Dataset listings of figures:
-- START --
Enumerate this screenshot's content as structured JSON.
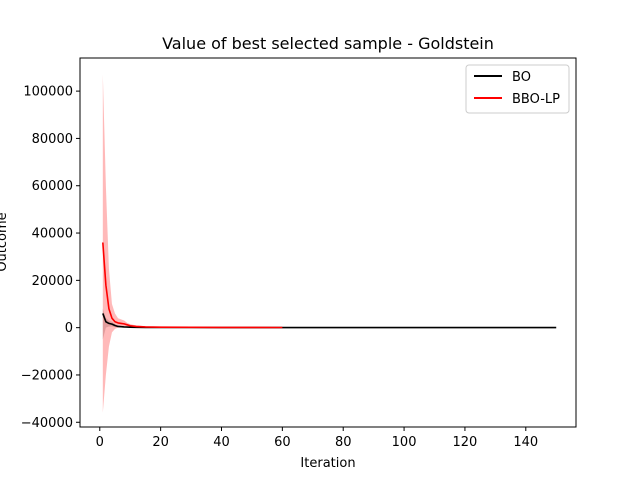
{
  "chart_data": {
    "type": "line",
    "title": "Value of best selected sample - Goldstein",
    "xlabel": "Iteration",
    "ylabel": "Outcome",
    "xlim": [
      -6.5,
      156.5
    ],
    "ylim": [
      -42000,
      114000
    ],
    "xticks": [
      0,
      20,
      40,
      60,
      80,
      100,
      120,
      140
    ],
    "yticks": [
      -40000,
      -20000,
      0,
      20000,
      40000,
      60000,
      80000,
      100000
    ],
    "grid": false,
    "legend_position": "top-right",
    "series": [
      {
        "name": "BO",
        "color": "#000000",
        "band_color": "#808080",
        "x": [
          1,
          2,
          3,
          4,
          5,
          6,
          7,
          8,
          10,
          12,
          15,
          20,
          30,
          40,
          60,
          80,
          100,
          120,
          150
        ],
        "y": [
          6000,
          2500,
          1800,
          1500,
          900,
          500,
          400,
          300,
          200,
          150,
          100,
          80,
          60,
          50,
          40,
          40,
          40,
          40,
          40
        ],
        "upper": [
          8000,
          4000,
          3000,
          2500,
          1500,
          900,
          700,
          500,
          300,
          200,
          150,
          120,
          90,
          70,
          60,
          60,
          60,
          60,
          60
        ],
        "lower": [
          -5000,
          0,
          500,
          500,
          200,
          100,
          100,
          100,
          50,
          50,
          50,
          40,
          30,
          30,
          20,
          20,
          20,
          20,
          20
        ]
      },
      {
        "name": "BBO-LP",
        "color": "#ff0000",
        "band_color": "#ff8080",
        "x": [
          1,
          2,
          3,
          4,
          5,
          6,
          7,
          8,
          9,
          10,
          12,
          15,
          20,
          30,
          40,
          50,
          60
        ],
        "y": [
          36000,
          18000,
          8000,
          4000,
          2500,
          2000,
          1800,
          1600,
          1200,
          800,
          500,
          300,
          200,
          150,
          100,
          80,
          70
        ],
        "upper": [
          107000,
          60000,
          25000,
          10000,
          6000,
          4000,
          3500,
          3000,
          2000,
          1500,
          900,
          600,
          400,
          300,
          200,
          150,
          120
        ],
        "lower": [
          -36000,
          -20000,
          -8000,
          -2000,
          -500,
          0,
          200,
          200,
          300,
          200,
          100,
          50,
          30,
          30,
          30,
          30,
          30
        ]
      }
    ]
  }
}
-- END --
Write out the listing word for word, omitting the pictures it holds.

*TASK RESULT*
Enumerate this screenshot's content as structured JSON.
{
  "chart_data": {
    "type": "line",
    "title": "Value of best selected sample - Goldstein",
    "xlabel": "Iteration",
    "ylabel": "Outcome",
    "xlim": [
      -6.5,
      156.5
    ],
    "ylim": [
      -42000,
      114000
    ],
    "xticks": [
      0,
      20,
      40,
      60,
      80,
      100,
      120,
      140
    ],
    "yticks": [
      -40000,
      -20000,
      0,
      20000,
      40000,
      60000,
      80000,
      100000
    ],
    "grid": false,
    "legend_position": "top-right",
    "series": [
      {
        "name": "BO",
        "color": "#000000",
        "band_color": "#808080",
        "x": [
          1,
          2,
          3,
          4,
          5,
          6,
          7,
          8,
          10,
          12,
          15,
          20,
          30,
          40,
          60,
          80,
          100,
          120,
          150
        ],
        "y": [
          6000,
          2500,
          1800,
          1500,
          900,
          500,
          400,
          300,
          200,
          150,
          100,
          80,
          60,
          50,
          40,
          40,
          40,
          40,
          40
        ],
        "upper": [
          8000,
          4000,
          3000,
          2500,
          1500,
          900,
          700,
          500,
          300,
          200,
          150,
          120,
          90,
          70,
          60,
          60,
          60,
          60,
          60
        ],
        "lower": [
          -5000,
          0,
          500,
          500,
          200,
          100,
          100,
          100,
          50,
          50,
          50,
          40,
          30,
          30,
          20,
          20,
          20,
          20,
          20
        ]
      },
      {
        "name": "BBO-LP",
        "color": "#ff0000",
        "band_color": "#ff8080",
        "x": [
          1,
          2,
          3,
          4,
          5,
          6,
          7,
          8,
          9,
          10,
          12,
          15,
          20,
          30,
          40,
          50,
          60
        ],
        "y": [
          36000,
          18000,
          8000,
          4000,
          2500,
          2000,
          1800,
          1600,
          1200,
          800,
          500,
          300,
          200,
          150,
          100,
          80,
          70
        ],
        "upper": [
          107000,
          60000,
          25000,
          10000,
          6000,
          4000,
          3500,
          3000,
          2000,
          1500,
          900,
          600,
          400,
          300,
          200,
          150,
          120
        ],
        "lower": [
          -36000,
          -20000,
          -8000,
          -2000,
          -500,
          0,
          200,
          200,
          300,
          200,
          100,
          50,
          30,
          30,
          30,
          30,
          30
        ]
      }
    ]
  }
}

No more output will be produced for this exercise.